● **Aim**: Write out the data again exactly, skipping every picture.

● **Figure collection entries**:

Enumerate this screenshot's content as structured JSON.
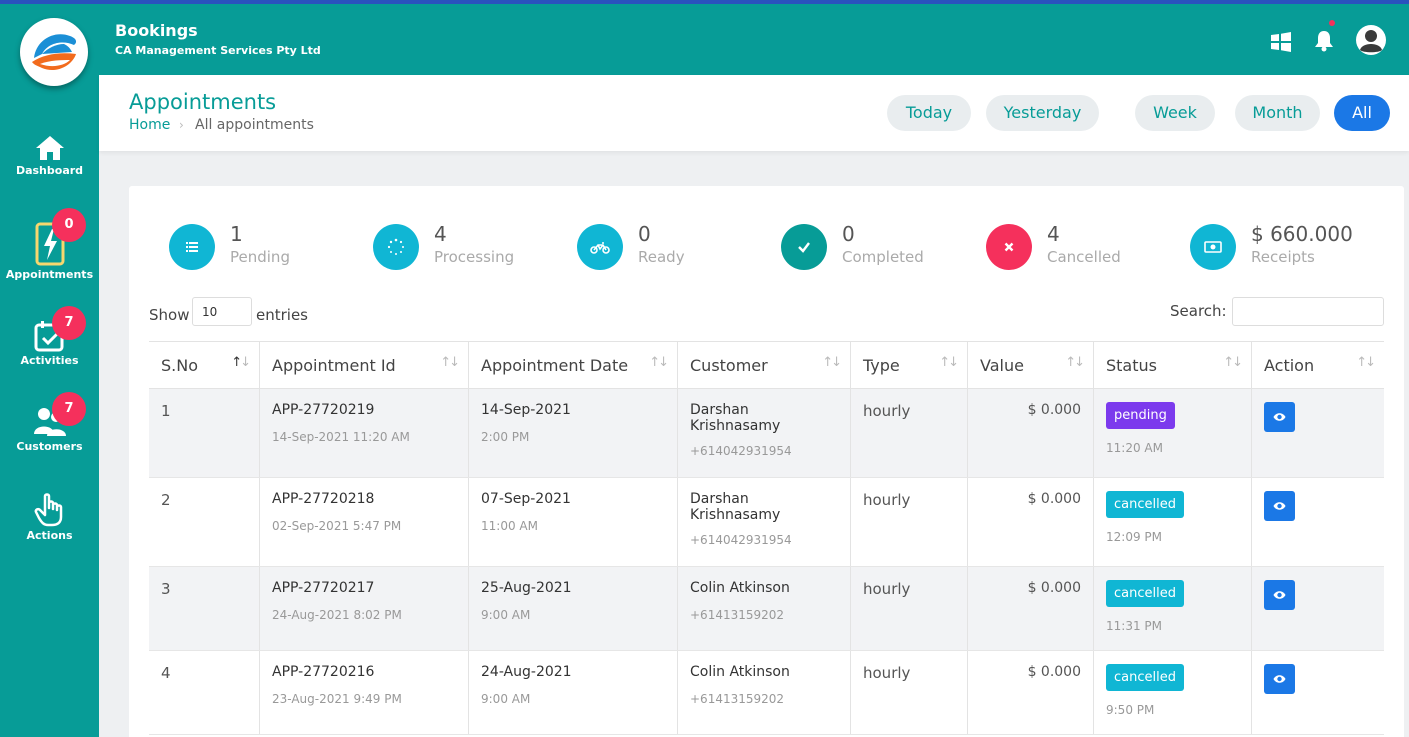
{
  "header": {
    "title": "Bookings",
    "subtitle": "CA Management Services Pty Ltd"
  },
  "sidebar": {
    "items": [
      {
        "label": "Dashboard",
        "icon": "home-icon",
        "badge": ""
      },
      {
        "label": "Appointments",
        "icon": "bolt-icon",
        "badge": "0"
      },
      {
        "label": "Activities",
        "icon": "calendar-check-icon",
        "badge": "7"
      },
      {
        "label": "Customers",
        "icon": "users-icon",
        "badge": "7"
      },
      {
        "label": "Actions",
        "icon": "pointer-hand-icon",
        "badge": ""
      }
    ]
  },
  "page": {
    "title": "Appointments",
    "breadcrumb_home": "Home",
    "breadcrumb_sep": "›",
    "breadcrumb_current": "All appointments"
  },
  "filters": [
    "Today",
    "Yesterday",
    "Week",
    "Month",
    "All"
  ],
  "active_filter": "All",
  "stats": [
    {
      "value": "1",
      "label": "Pending",
      "color": "#10b6d4",
      "icon": "list-icon"
    },
    {
      "value": "4",
      "label": "Processing",
      "color": "#10b6d4",
      "icon": "spinner-icon"
    },
    {
      "value": "0",
      "label": "Ready",
      "color": "#10b6d4",
      "icon": "motorcycle-icon"
    },
    {
      "value": "0",
      "label": "Completed",
      "color": "#079c97",
      "icon": "check-icon"
    },
    {
      "value": "4",
      "label": "Cancelled",
      "color": "#f5305c",
      "icon": "x-icon"
    },
    {
      "value": "$ 660.000",
      "label": "Receipts",
      "color": "#10b6d4",
      "icon": "money-icon"
    }
  ],
  "table_controls": {
    "show_label": "Show",
    "entries_value": "10",
    "entries_label": "entries",
    "search_label": "Search:",
    "search_value": ""
  },
  "table": {
    "columns": [
      "S.No",
      "Appointment Id",
      "Appointment Date",
      "Customer",
      "Type",
      "Value",
      "Status",
      "Action"
    ],
    "rows": [
      {
        "sno": "1",
        "id": "APP-27720219",
        "created": "14-Sep-2021 11:20 AM",
        "date": "14-Sep-2021",
        "time": "2:00 PM",
        "customer": "Darshan Krishnasamy",
        "phone": "+614042931954",
        "type": "hourly",
        "value": "$ 0.000",
        "status": "pending",
        "status_time": "11:20 AM"
      },
      {
        "sno": "2",
        "id": "APP-27720218",
        "created": "02-Sep-2021 5:47 PM",
        "date": "07-Sep-2021",
        "time": "11:00 AM",
        "customer": "Darshan Krishnasamy",
        "phone": "+614042931954",
        "type": "hourly",
        "value": "$ 0.000",
        "status": "cancelled",
        "status_time": "12:09 PM"
      },
      {
        "sno": "3",
        "id": "APP-27720217",
        "created": "24-Aug-2021 8:02 PM",
        "date": "25-Aug-2021",
        "time": "9:00 AM",
        "customer": "Colin Atkinson",
        "phone": "+61413159202",
        "type": "hourly",
        "value": "$ 0.000",
        "status": "cancelled",
        "status_time": "11:31 PM"
      },
      {
        "sno": "4",
        "id": "APP-27720216",
        "created": "23-Aug-2021 9:49 PM",
        "date": "24-Aug-2021",
        "time": "9:00 AM",
        "customer": "Colin Atkinson",
        "phone": "+61413159202",
        "type": "hourly",
        "value": "$ 0.000",
        "status": "cancelled",
        "status_time": "9:50 PM"
      }
    ]
  },
  "colors": {
    "primary": "#079c97",
    "accent_blue": "#1b78e6",
    "badge_red": "#f5305c",
    "pending": "#7c3aed",
    "cancelled": "#10b6d4"
  }
}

● **Answer to this exercise**:
Enumerate this screenshot's content as structured JSON.
{
  "header": {
    "title": "Bookings",
    "subtitle": "CA Management Services Pty Ltd"
  },
  "sidebar": {
    "items": [
      {
        "label": "Dashboard",
        "icon": "home-icon",
        "badge": ""
      },
      {
        "label": "Appointments",
        "icon": "bolt-icon",
        "badge": "0"
      },
      {
        "label": "Activities",
        "icon": "calendar-check-icon",
        "badge": "7"
      },
      {
        "label": "Customers",
        "icon": "users-icon",
        "badge": "7"
      },
      {
        "label": "Actions",
        "icon": "pointer-hand-icon",
        "badge": ""
      }
    ]
  },
  "page": {
    "title": "Appointments",
    "breadcrumb_home": "Home",
    "breadcrumb_sep": "›",
    "breadcrumb_current": "All appointments"
  },
  "filters": [
    "Today",
    "Yesterday",
    "Week",
    "Month",
    "All"
  ],
  "active_filter": "All",
  "stats": [
    {
      "value": "1",
      "label": "Pending",
      "color": "#10b6d4",
      "icon": "list-icon"
    },
    {
      "value": "4",
      "label": "Processing",
      "color": "#10b6d4",
      "icon": "spinner-icon"
    },
    {
      "value": "0",
      "label": "Ready",
      "color": "#10b6d4",
      "icon": "motorcycle-icon"
    },
    {
      "value": "0",
      "label": "Completed",
      "color": "#079c97",
      "icon": "check-icon"
    },
    {
      "value": "4",
      "label": "Cancelled",
      "color": "#f5305c",
      "icon": "x-icon"
    },
    {
      "value": "$ 660.000",
      "label": "Receipts",
      "color": "#10b6d4",
      "icon": "money-icon"
    }
  ],
  "table_controls": {
    "show_label": "Show",
    "entries_value": "10",
    "entries_label": "entries",
    "search_label": "Search:",
    "search_value": ""
  },
  "table": {
    "columns": [
      "S.No",
      "Appointment Id",
      "Appointment Date",
      "Customer",
      "Type",
      "Value",
      "Status",
      "Action"
    ],
    "rows": [
      {
        "sno": "1",
        "id": "APP-27720219",
        "created": "14-Sep-2021 11:20 AM",
        "date": "14-Sep-2021",
        "time": "2:00 PM",
        "customer": "Darshan Krishnasamy",
        "phone": "+614042931954",
        "type": "hourly",
        "value": "$ 0.000",
        "status": "pending",
        "status_time": "11:20 AM"
      },
      {
        "sno": "2",
        "id": "APP-27720218",
        "created": "02-Sep-2021 5:47 PM",
        "date": "07-Sep-2021",
        "time": "11:00 AM",
        "customer": "Darshan Krishnasamy",
        "phone": "+614042931954",
        "type": "hourly",
        "value": "$ 0.000",
        "status": "cancelled",
        "status_time": "12:09 PM"
      },
      {
        "sno": "3",
        "id": "APP-27720217",
        "created": "24-Aug-2021 8:02 PM",
        "date": "25-Aug-2021",
        "time": "9:00 AM",
        "customer": "Colin Atkinson",
        "phone": "+61413159202",
        "type": "hourly",
        "value": "$ 0.000",
        "status": "cancelled",
        "status_time": "11:31 PM"
      },
      {
        "sno": "4",
        "id": "APP-27720216",
        "created": "23-Aug-2021 9:49 PM",
        "date": "24-Aug-2021",
        "time": "9:00 AM",
        "customer": "Colin Atkinson",
        "phone": "+61413159202",
        "type": "hourly",
        "value": "$ 0.000",
        "status": "cancelled",
        "status_time": "9:50 PM"
      }
    ]
  },
  "colors": {
    "primary": "#079c97",
    "accent_blue": "#1b78e6",
    "badge_red": "#f5305c",
    "pending": "#7c3aed",
    "cancelled": "#10b6d4"
  }
}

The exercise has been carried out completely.